▸ **EXTRACT PROVIDED**
══════

🌱Seed 🙂Agree 🌳Thought-Tree


Importance: 10%

The Big Idea

Note Tree for various aspects as they develop LCOS Community Notes first part of the process undertaken: Opening LCOS Visioning Process

Related Notes: LCOS Community Notes Notes on the Nature of Order Thinking of Spatial Relationships as Centers LCOS Pastoral Practices and Perspective


John 6:32-33

Jesus then said to them, “Truly, truly, I say to you, it was not Moses who gave you the bread from heaven, but my Father gives you the true bread from heaven. For the bread of God is he who comes down from heaven and gives life to the world.

John 10:9-10

I am the door. If anyone enters by me, he will be saved and will go in and out and find pasture. The thief comes only to steal and kill and destroy. I came that they may have life and have it abundantly.

Proverbs 15:22

Without counsel plans fail, but with many advisers they succeed.

Proverbs 25:15

With patience a ruler may be persuaded, and a soft tongue will break a bone.

══════

▸ **COLLECTED DATA**
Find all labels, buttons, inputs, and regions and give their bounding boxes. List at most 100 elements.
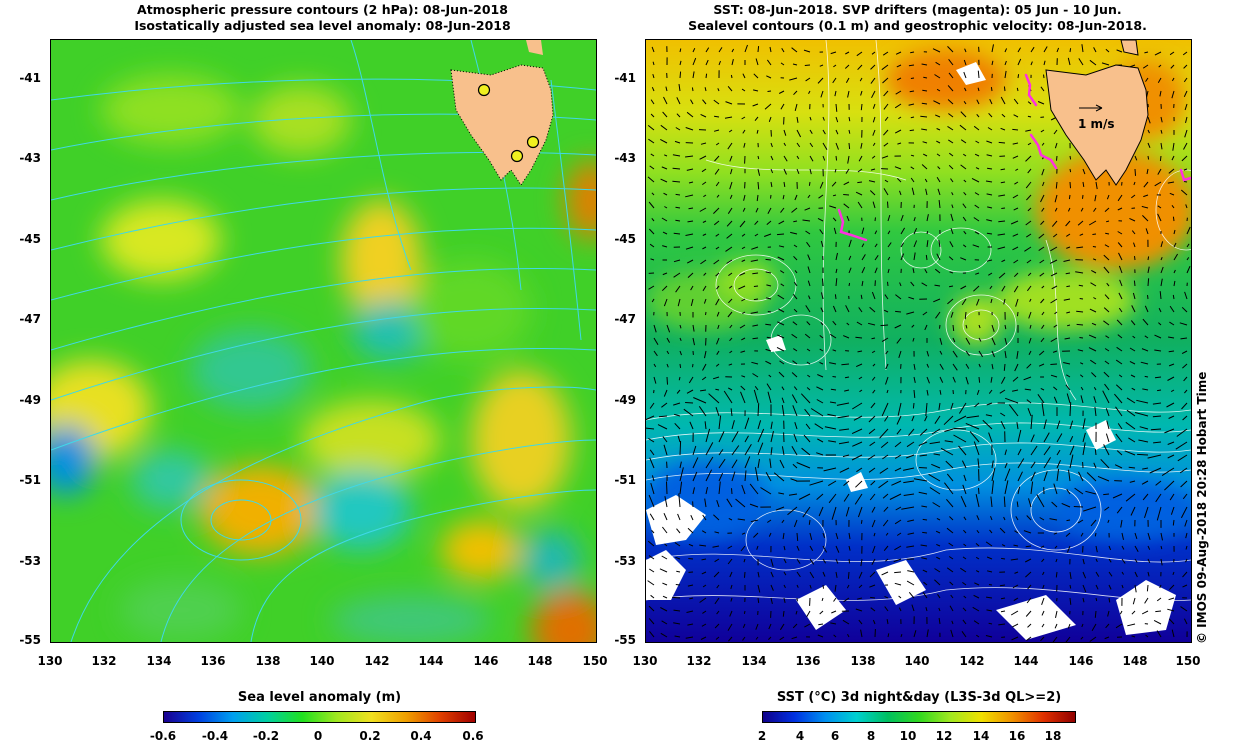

══════

Reproduce word for word the part of the LCOS visioning note starting with "John 6:32-33" and going on through "have it abundantly.".

John 6:32-33

Jesus then said to them, “Truly, truly, I say to you, it was not Moses who gave you the bread from heaven, but my Father gives you the true bread from heaven. For the bread of God is he who comes down from heaven and gives life to the world.

John 10:9-10

I am the door. If anyone enters by me, he will be saved and will go in and out and find pasture. The thief comes only to steal and kill and destroy. I came that they may have life and have it abundantly.